▶ The exercise
Print the listing in its entirety and exactly, leaving out images.

━━━━━━━━━━━━━━━━

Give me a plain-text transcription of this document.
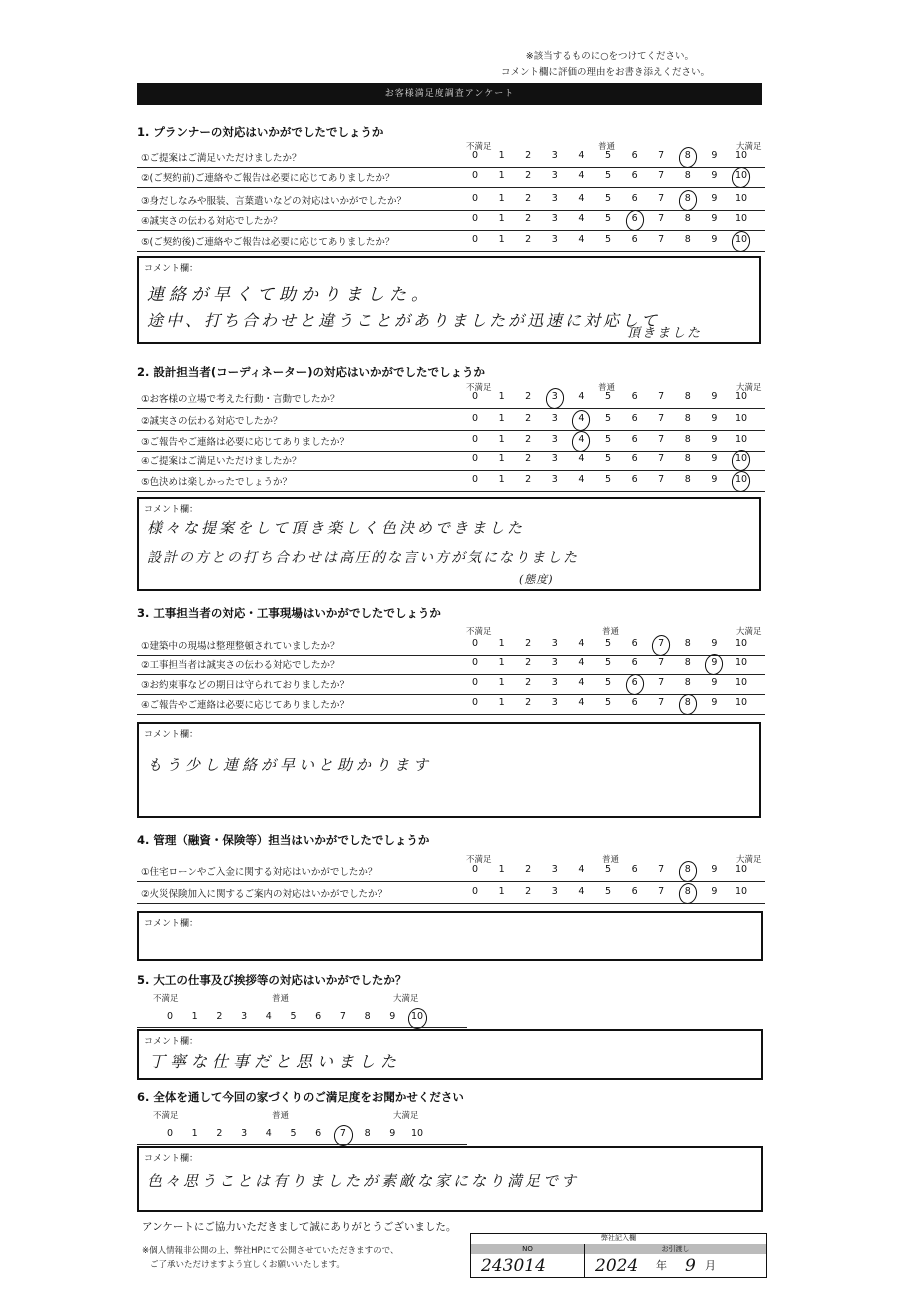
※該当するものに○をつけてください。
コメント欄に評価の理由をお書き添えください。
お客様満足度調査アンケート
1. プランナーの対応はいかがでしたでしょうか
不満足	普通	大満足
①ご提案はご満足いただけましたか？	0	1	2	3	4	5	6	7	8	9	10
②(ご契約前)ご連絡やご報告は必要に応じてありましたか？	0	1	2	3	4	5	6	7	8	9	10
③身だしなみや服装、言葉遣いなどの対応はいかがでしたか？	0	1	2	3	4	5	6	7	8	9	10
④誠実さの伝わる対応でしたか？	0	1	2	3	4	5	6	7	8	9	10
⑤(ご契約後)ご連絡やご報告は必要に応じてありましたか？	0	1	2	3	4	5	6	7	8	9	10
コメント欄：
連絡が早くて助かりました。
途中、打ち合わせと違うことがありましたが迅速に対応して
頂きました
2. 設計担当者(コーディネーター)の対応はいかがでしたでしょうか
不満足	普通	大満足
①お客様の立場で考えた行動・言動でしたか？	0	1	2	3	4	5	6	7	8	9	10
②誠実さの伝わる対応でしたか？	0	1	2	3	4	5	6	7	8	9	10
③ご報告やご連絡は必要に応じてありましたか？	0	1	2	3	4	5	6	7	8	9	10
④ご提案はご満足いただけましたか？	0	1	2	3	4	5	6	7	8	9	10
⑤色決めは楽しかったでしょうか？	0	1	2	3	4	5	6	7	8	9	10
コメント欄：
様々な提案をして頂き楽しく色決めできました
設計の方との打ち合わせは高圧的な言い方が気になりました
(態度)
3. 工事担当者の対応・工事現場はいかがでしたでしょうか
不満足	普通	大満足
①建築中の現場は整理整頓されていましたか？	0	1	2	3	4	5	6	7	8	9	10
②工事担当者は誠実さの伝わる対応でしたか？	0	1	2	3	4	5	6	7	8	9	10
③お約束事などの期日は守られておりましたか？	0	1	2	3	4	5	6	7	8	9	10
④ご報告やご連絡は必要に応じてありましたか？	0	1	2	3	4	5	6	7	8	9	10
コメント欄：
もう少し連絡が早いと助かります
4. 管理（融資・保険等）担当はいかがでしたでしょうか
不満足	普通	大満足
①住宅ローンやご入金に関する対応はいかがでしたか？	0	1	2	3	4	5	6	7	8	9	10
②火災保険加入に関するご案内の対応はいかがでしたか？	0	1	2	3	4	5	6	7	8	9	10
コメント欄：
5. 大工の仕事及び挨拶等の対応はいかがでしたか？
不満足	普通	大満足
0	1	2	3	4	5	6	7	8	9	10
コメント欄：
丁寧な仕事だと思いました
6. 全体を通して今回の家づくりのご満足度をお聞かせください
不満足	普通	大満足
0	1	2	3	4	5	6	7	8	9	10
コメント欄：
色々思うことは有りましたが素敵な家になり満足です
アンケートにご協力いただきまして誠にありがとうございました。
※個人情報非公開の上、弊社HPにて公開させていただきますので、
ご了承いただけますよう宜しくお願いいたします。
弊社記入欄
NO	お引渡し
243014	2024 年 9 月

━━━━━━━━━━━━━━━━

▶ Result of this exercise
Give me a plain-text transcription of this document.
※該当するものに○をつけてください。
コメント欄に評価の理由をお書き添えください。
お客様満足度調査アンケート
1. プランナーの対応はいかがでしたでしょうか
不満足	普通	大満足
①ご提案はご満足いただけましたか？	0	1	2	3	4	5	6	7	8	9	10
②(ご契約前)ご連絡やご報告は必要に応じてありましたか？	0	1	2	3	4	5	6	7	8	9	10
③身だしなみや服装、言葉遣いなどの対応はいかがでしたか？	0	1	2	3	4	5	6	7	8	9	10
④誠実さの伝わる対応でしたか？	0	1	2	3	4	5	6	7	8	9	10
⑤(ご契約後)ご連絡やご報告は必要に応じてありましたか？	0	1	2	3	4	5	6	7	8	9	10
コメント欄：
連絡が早くて助かりました。
途中、打ち合わせと違うことがありましたが迅速に対応して
頂きました
2. 設計担当者(コーディネーター)の対応はいかがでしたでしょうか
不満足	普通	大満足
①お客様の立場で考えた行動・言動でしたか？	0	1	2	3	4	5	6	7	8	9	10
②誠実さの伝わる対応でしたか？	0	1	2	3	4	5	6	7	8	9	10
③ご報告やご連絡は必要に応じてありましたか？	0	1	2	3	4	5	6	7	8	9	10
④ご提案はご満足いただけましたか？	0	1	2	3	4	5	6	7	8	9	10
⑤色決めは楽しかったでしょうか？	0	1	2	3	4	5	6	7	8	9	10
コメント欄：
様々な提案をして頂き楽しく色決めできました
設計の方との打ち合わせは高圧的な言い方が気になりました
(態度)
3. 工事担当者の対応・工事現場はいかがでしたでしょうか
不満足	普通	大満足
①建築中の現場は整理整頓されていましたか？	0	1	2	3	4	5	6	7	8	9	10
②工事担当者は誠実さの伝わる対応でしたか？	0	1	2	3	4	5	6	7	8	9	10
③お約束事などの期日は守られておりましたか？	0	1	2	3	4	5	6	7	8	9	10
④ご報告やご連絡は必要に応じてありましたか？	0	1	2	3	4	5	6	7	8	9	10
コメント欄：
もう少し連絡が早いと助かります
4. 管理（融資・保険等）担当はいかがでしたでしょうか
不満足	普通	大満足
①住宅ローンやご入金に関する対応はいかがでしたか？	0	1	2	3	4	5	6	7	8	9	10
②火災保険加入に関するご案内の対応はいかがでしたか？	0	1	2	3	4	5	6	7	8	9	10
コメント欄：
5. 大工の仕事及び挨拶等の対応はいかがでしたか？
不満足	普通	大満足
0	1	2	3	4	5	6	7	8	9	10
コメント欄：
丁寧な仕事だと思いました
6. 全体を通して今回の家づくりのご満足度をお聞かせください
不満足	普通	大満足
0	1	2	3	4	5	6	7	8	9	10
コメント欄：
色々思うことは有りましたが素敵な家になり満足です
アンケートにご協力いただきまして誠にありがとうございました。
※個人情報非公開の上、弊社HPにて公開させていただきますので、
ご了承いただけますよう宜しくお願いいたします。
弊社記入欄
NO	お引渡し
243014	2024 年 9 月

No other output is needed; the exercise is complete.